### Instruction
Please give the entries again in full and exactly, without any picture.

+ + + + + + +

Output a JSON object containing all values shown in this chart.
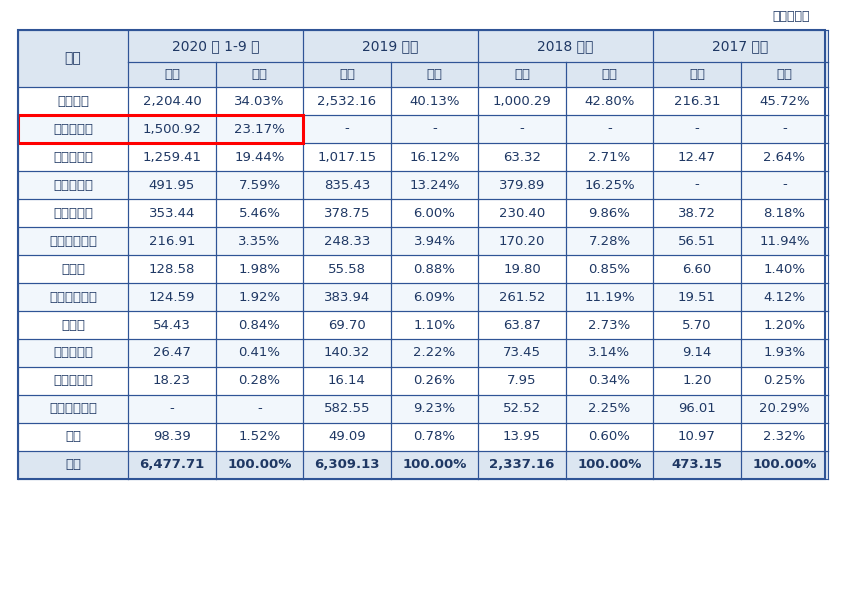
{
  "unit_label": "单位：万元",
  "col_groups": [
    {
      "label": "2020 年 1-9 月",
      "cols": [
        "金额",
        "占比"
      ]
    },
    {
      "label": "2019 年度",
      "cols": [
        "金额",
        "占比"
      ]
    },
    {
      "label": "2018 年度",
      "cols": [
        "金额",
        "占比"
      ]
    },
    {
      "label": "2017 年度",
      "cols": [
        "金额",
        "占比"
      ]
    }
  ],
  "row_header": "项目",
  "rows": [
    {
      "name": "人工成本",
      "vals": [
        "2,204.40",
        "34.03%",
        "2,532.16",
        "40.13%",
        "1,000.29",
        "42.80%",
        "216.31",
        "45.72%"
      ],
      "bold": false,
      "highlight": false
    },
    {
      "name": "专利许可费",
      "vals": [
        "1,500.92",
        "23.17%",
        "-",
        "-",
        "-",
        "-",
        "-",
        "-"
      ],
      "bold": false,
      "highlight": true
    },
    {
      "name": "物流服务费",
      "vals": [
        "1,259.41",
        "19.44%",
        "1,017.15",
        "16.12%",
        "63.32",
        "2.71%",
        "12.47",
        "2.64%"
      ],
      "bold": false,
      "highlight": false
    },
    {
      "name": "质量保证金",
      "vals": [
        "491.95",
        "7.59%",
        "835.43",
        "13.24%",
        "379.89",
        "16.25%",
        "-",
        "-"
      ],
      "bold": false,
      "highlight": false
    },
    {
      "name": "业务宣传费",
      "vals": [
        "353.44",
        "5.46%",
        "378.75",
        "6.00%",
        "230.40",
        "9.86%",
        "38.72",
        "8.18%"
      ],
      "bold": false,
      "highlight": false
    },
    {
      "name": "出借样品推销",
      "vals": [
        "216.91",
        "3.35%",
        "248.33",
        "3.94%",
        "170.20",
        "7.28%",
        "56.51",
        "11.94%"
      ],
      "bold": false,
      "highlight": false
    },
    {
      "name": "租赁费",
      "vals": [
        "128.58",
        "1.98%",
        "55.58",
        "0.88%",
        "19.80",
        "0.85%",
        "6.60",
        "1.40%"
      ],
      "bold": false,
      "highlight": false
    },
    {
      "name": "差旅及交通费",
      "vals": [
        "124.59",
        "1.92%",
        "383.94",
        "6.09%",
        "261.52",
        "11.19%",
        "19.51",
        "4.12%"
      ],
      "bold": false,
      "highlight": false
    },
    {
      "name": "办公费",
      "vals": [
        "54.43",
        "0.84%",
        "69.70",
        "1.10%",
        "63.87",
        "2.73%",
        "5.70",
        "1.20%"
      ],
      "bold": false,
      "highlight": false
    },
    {
      "name": "业务招待费",
      "vals": [
        "26.47",
        "0.41%",
        "140.32",
        "2.22%",
        "73.45",
        "3.14%",
        "9.14",
        "1.93%"
      ],
      "bold": false,
      "highlight": false
    },
    {
      "name": "折旧及摊销",
      "vals": [
        "18.23",
        "0.28%",
        "16.14",
        "0.26%",
        "7.95",
        "0.34%",
        "1.20",
        "0.25%"
      ],
      "bold": false,
      "highlight": false
    },
    {
      "name": "股份支付费用",
      "vals": [
        "-",
        "-",
        "582.55",
        "9.23%",
        "52.52",
        "2.25%",
        "96.01",
        "20.29%"
      ],
      "bold": false,
      "highlight": false
    },
    {
      "name": "其他",
      "vals": [
        "98.39",
        "1.52%",
        "49.09",
        "0.78%",
        "13.95",
        "0.60%",
        "10.97",
        "2.32%"
      ],
      "bold": false,
      "highlight": false
    },
    {
      "name": "合计",
      "vals": [
        "6,477.71",
        "100.00%",
        "6,309.13",
        "100.00%",
        "2,337.16",
        "100.00%",
        "473.15",
        "100.00%"
      ],
      "bold": true,
      "highlight": false
    }
  ],
  "colors": {
    "header_bg": "#dce6f1",
    "subheader_bg": "#dce6f1",
    "row_bg_odd": "#ffffff",
    "row_bg_even": "#f2f7fc",
    "border": "#2f5496",
    "text": "#1f3864",
    "highlight_border": "#ff0000",
    "total_bg": "#dce6f1"
  }
}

+ + + + + + +

### Exercise response
Output a JSON object containing all values shown in this chart.
{
  "unit_label": "单位：万元",
  "col_groups": [
    {
      "label": "2020 年 1-9 月",
      "cols": [
        "金额",
        "占比"
      ]
    },
    {
      "label": "2019 年度",
      "cols": [
        "金额",
        "占比"
      ]
    },
    {
      "label": "2018 年度",
      "cols": [
        "金额",
        "占比"
      ]
    },
    {
      "label": "2017 年度",
      "cols": [
        "金额",
        "占比"
      ]
    }
  ],
  "row_header": "项目",
  "rows": [
    {
      "name": "人工成本",
      "vals": [
        "2,204.40",
        "34.03%",
        "2,532.16",
        "40.13%",
        "1,000.29",
        "42.80%",
        "216.31",
        "45.72%"
      ],
      "bold": false,
      "highlight": false
    },
    {
      "name": "专利许可费",
      "vals": [
        "1,500.92",
        "23.17%",
        "-",
        "-",
        "-",
        "-",
        "-",
        "-"
      ],
      "bold": false,
      "highlight": true
    },
    {
      "name": "物流服务费",
      "vals": [
        "1,259.41",
        "19.44%",
        "1,017.15",
        "16.12%",
        "63.32",
        "2.71%",
        "12.47",
        "2.64%"
      ],
      "bold": false,
      "highlight": false
    },
    {
      "name": "质量保证金",
      "vals": [
        "491.95",
        "7.59%",
        "835.43",
        "13.24%",
        "379.89",
        "16.25%",
        "-",
        "-"
      ],
      "bold": false,
      "highlight": false
    },
    {
      "name": "业务宣传费",
      "vals": [
        "353.44",
        "5.46%",
        "378.75",
        "6.00%",
        "230.40",
        "9.86%",
        "38.72",
        "8.18%"
      ],
      "bold": false,
      "highlight": false
    },
    {
      "name": "出借样品推销",
      "vals": [
        "216.91",
        "3.35%",
        "248.33",
        "3.94%",
        "170.20",
        "7.28%",
        "56.51",
        "11.94%"
      ],
      "bold": false,
      "highlight": false
    },
    {
      "name": "租赁费",
      "vals": [
        "128.58",
        "1.98%",
        "55.58",
        "0.88%",
        "19.80",
        "0.85%",
        "6.60",
        "1.40%"
      ],
      "bold": false,
      "highlight": false
    },
    {
      "name": "差旅及交通费",
      "vals": [
        "124.59",
        "1.92%",
        "383.94",
        "6.09%",
        "261.52",
        "11.19%",
        "19.51",
        "4.12%"
      ],
      "bold": false,
      "highlight": false
    },
    {
      "name": "办公费",
      "vals": [
        "54.43",
        "0.84%",
        "69.70",
        "1.10%",
        "63.87",
        "2.73%",
        "5.70",
        "1.20%"
      ],
      "bold": false,
      "highlight": false
    },
    {
      "name": "业务招待费",
      "vals": [
        "26.47",
        "0.41%",
        "140.32",
        "2.22%",
        "73.45",
        "3.14%",
        "9.14",
        "1.93%"
      ],
      "bold": false,
      "highlight": false
    },
    {
      "name": "折旧及摊销",
      "vals": [
        "18.23",
        "0.28%",
        "16.14",
        "0.26%",
        "7.95",
        "0.34%",
        "1.20",
        "0.25%"
      ],
      "bold": false,
      "highlight": false
    },
    {
      "name": "股份支付费用",
      "vals": [
        "-",
        "-",
        "582.55",
        "9.23%",
        "52.52",
        "2.25%",
        "96.01",
        "20.29%"
      ],
      "bold": false,
      "highlight": false
    },
    {
      "name": "其他",
      "vals": [
        "98.39",
        "1.52%",
        "49.09",
        "0.78%",
        "13.95",
        "0.60%",
        "10.97",
        "2.32%"
      ],
      "bold": false,
      "highlight": false
    },
    {
      "name": "合计",
      "vals": [
        "6,477.71",
        "100.00%",
        "6,309.13",
        "100.00%",
        "2,337.16",
        "100.00%",
        "473.15",
        "100.00%"
      ],
      "bold": true,
      "highlight": false
    }
  ],
  "colors": {
    "header_bg": "#dce6f1",
    "subheader_bg": "#dce6f1",
    "row_bg_odd": "#ffffff",
    "row_bg_even": "#f2f7fc",
    "border": "#2f5496",
    "text": "#1f3864",
    "highlight_border": "#ff0000",
    "total_bg": "#dce6f1"
  }
}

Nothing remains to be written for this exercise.